» Stored records
● ● ● ● ● ● ●

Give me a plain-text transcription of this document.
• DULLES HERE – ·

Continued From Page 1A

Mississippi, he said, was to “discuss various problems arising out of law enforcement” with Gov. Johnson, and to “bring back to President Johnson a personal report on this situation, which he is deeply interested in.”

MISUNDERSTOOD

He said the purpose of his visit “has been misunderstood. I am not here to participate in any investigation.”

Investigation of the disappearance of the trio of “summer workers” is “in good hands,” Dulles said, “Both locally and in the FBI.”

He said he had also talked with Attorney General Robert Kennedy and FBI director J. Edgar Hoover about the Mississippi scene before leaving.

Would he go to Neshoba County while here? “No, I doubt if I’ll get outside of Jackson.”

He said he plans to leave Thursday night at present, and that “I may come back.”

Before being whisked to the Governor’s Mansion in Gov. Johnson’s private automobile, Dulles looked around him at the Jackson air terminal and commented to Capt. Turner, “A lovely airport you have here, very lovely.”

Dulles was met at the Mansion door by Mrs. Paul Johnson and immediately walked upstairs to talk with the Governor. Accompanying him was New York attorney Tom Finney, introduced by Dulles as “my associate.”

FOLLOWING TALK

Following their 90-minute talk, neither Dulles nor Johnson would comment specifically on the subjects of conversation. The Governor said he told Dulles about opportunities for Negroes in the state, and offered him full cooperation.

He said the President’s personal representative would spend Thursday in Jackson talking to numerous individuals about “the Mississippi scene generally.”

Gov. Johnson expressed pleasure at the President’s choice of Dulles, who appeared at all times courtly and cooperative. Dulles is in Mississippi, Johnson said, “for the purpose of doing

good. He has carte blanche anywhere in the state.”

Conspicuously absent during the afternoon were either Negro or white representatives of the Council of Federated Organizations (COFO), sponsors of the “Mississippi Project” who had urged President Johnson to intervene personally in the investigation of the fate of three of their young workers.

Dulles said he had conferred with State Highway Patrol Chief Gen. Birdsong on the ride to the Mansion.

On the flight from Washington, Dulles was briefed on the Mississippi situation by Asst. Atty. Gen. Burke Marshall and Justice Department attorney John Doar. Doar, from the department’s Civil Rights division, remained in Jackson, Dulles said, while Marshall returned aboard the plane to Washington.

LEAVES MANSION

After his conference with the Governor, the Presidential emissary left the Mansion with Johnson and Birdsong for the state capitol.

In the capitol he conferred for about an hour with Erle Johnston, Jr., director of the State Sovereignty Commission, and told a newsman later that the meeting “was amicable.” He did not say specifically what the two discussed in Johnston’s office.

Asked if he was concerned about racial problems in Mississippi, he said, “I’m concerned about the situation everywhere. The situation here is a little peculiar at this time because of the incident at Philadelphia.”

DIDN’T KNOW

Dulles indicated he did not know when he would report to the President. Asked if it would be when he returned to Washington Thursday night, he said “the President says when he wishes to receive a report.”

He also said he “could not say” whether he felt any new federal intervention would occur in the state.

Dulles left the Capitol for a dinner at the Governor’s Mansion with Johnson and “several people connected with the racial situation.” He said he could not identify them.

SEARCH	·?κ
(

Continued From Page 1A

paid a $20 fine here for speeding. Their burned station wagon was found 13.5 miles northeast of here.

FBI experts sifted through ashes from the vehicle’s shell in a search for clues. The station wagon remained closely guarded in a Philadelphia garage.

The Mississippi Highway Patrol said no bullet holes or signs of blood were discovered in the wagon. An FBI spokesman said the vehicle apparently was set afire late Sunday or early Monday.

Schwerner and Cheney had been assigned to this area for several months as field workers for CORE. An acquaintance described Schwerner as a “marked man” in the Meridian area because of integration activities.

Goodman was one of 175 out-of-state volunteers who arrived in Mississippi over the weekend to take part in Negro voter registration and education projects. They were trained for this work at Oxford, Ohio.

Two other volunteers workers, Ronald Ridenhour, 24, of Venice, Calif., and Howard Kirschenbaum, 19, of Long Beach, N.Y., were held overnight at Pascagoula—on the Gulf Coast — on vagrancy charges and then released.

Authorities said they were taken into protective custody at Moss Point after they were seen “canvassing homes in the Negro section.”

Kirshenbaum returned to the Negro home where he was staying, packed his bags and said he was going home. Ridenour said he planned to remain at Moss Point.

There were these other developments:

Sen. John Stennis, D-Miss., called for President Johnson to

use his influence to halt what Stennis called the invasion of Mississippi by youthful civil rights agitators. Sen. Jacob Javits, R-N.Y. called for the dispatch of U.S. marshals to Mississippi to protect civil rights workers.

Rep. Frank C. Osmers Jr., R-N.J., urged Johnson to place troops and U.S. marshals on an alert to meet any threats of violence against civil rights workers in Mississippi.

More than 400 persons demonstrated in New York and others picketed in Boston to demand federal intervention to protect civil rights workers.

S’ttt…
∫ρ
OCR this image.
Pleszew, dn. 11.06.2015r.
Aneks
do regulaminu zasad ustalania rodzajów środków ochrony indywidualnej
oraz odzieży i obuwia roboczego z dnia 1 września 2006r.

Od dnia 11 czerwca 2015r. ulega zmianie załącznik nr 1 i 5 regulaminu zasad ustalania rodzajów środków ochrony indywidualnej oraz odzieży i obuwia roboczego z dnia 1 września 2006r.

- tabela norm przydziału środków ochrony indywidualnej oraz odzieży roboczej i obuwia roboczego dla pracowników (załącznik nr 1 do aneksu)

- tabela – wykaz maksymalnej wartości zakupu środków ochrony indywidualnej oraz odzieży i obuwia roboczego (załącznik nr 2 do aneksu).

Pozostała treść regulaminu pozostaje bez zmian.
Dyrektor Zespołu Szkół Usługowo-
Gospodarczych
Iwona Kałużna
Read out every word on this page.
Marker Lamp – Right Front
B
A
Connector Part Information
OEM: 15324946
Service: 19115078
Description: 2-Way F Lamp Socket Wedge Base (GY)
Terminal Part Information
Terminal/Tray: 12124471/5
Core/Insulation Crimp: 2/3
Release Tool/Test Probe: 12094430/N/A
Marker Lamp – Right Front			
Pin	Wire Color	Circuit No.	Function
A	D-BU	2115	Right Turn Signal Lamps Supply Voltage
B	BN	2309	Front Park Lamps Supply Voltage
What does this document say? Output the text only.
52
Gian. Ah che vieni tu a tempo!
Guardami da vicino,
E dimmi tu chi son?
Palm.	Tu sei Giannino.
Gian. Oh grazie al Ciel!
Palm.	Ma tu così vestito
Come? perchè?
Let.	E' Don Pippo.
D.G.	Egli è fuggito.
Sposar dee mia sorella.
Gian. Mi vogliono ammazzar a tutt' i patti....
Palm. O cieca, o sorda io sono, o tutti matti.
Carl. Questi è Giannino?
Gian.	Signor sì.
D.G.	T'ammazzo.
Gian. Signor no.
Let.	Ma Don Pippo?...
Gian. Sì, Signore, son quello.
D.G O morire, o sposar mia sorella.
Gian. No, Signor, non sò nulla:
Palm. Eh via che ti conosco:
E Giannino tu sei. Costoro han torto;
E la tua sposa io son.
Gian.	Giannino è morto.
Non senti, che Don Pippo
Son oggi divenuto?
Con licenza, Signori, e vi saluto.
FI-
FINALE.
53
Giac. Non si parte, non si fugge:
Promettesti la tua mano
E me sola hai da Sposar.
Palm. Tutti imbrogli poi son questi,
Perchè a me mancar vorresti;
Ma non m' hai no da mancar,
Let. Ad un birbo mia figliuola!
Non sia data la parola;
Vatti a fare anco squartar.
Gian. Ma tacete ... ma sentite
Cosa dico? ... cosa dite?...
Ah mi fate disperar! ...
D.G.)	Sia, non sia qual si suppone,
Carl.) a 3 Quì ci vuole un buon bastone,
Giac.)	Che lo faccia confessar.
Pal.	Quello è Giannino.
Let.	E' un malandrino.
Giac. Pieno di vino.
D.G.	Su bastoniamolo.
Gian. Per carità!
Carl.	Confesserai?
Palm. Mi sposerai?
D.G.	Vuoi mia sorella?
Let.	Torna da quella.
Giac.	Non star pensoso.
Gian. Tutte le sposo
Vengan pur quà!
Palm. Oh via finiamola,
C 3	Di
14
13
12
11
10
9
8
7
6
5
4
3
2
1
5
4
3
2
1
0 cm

● ● ● ● ● ● ●

» Task instructions
Take each line containing the string "text" and copy it out.

» Answer to the task
Give me a plain-text transcription of this document.
What does this document say? Output the text only.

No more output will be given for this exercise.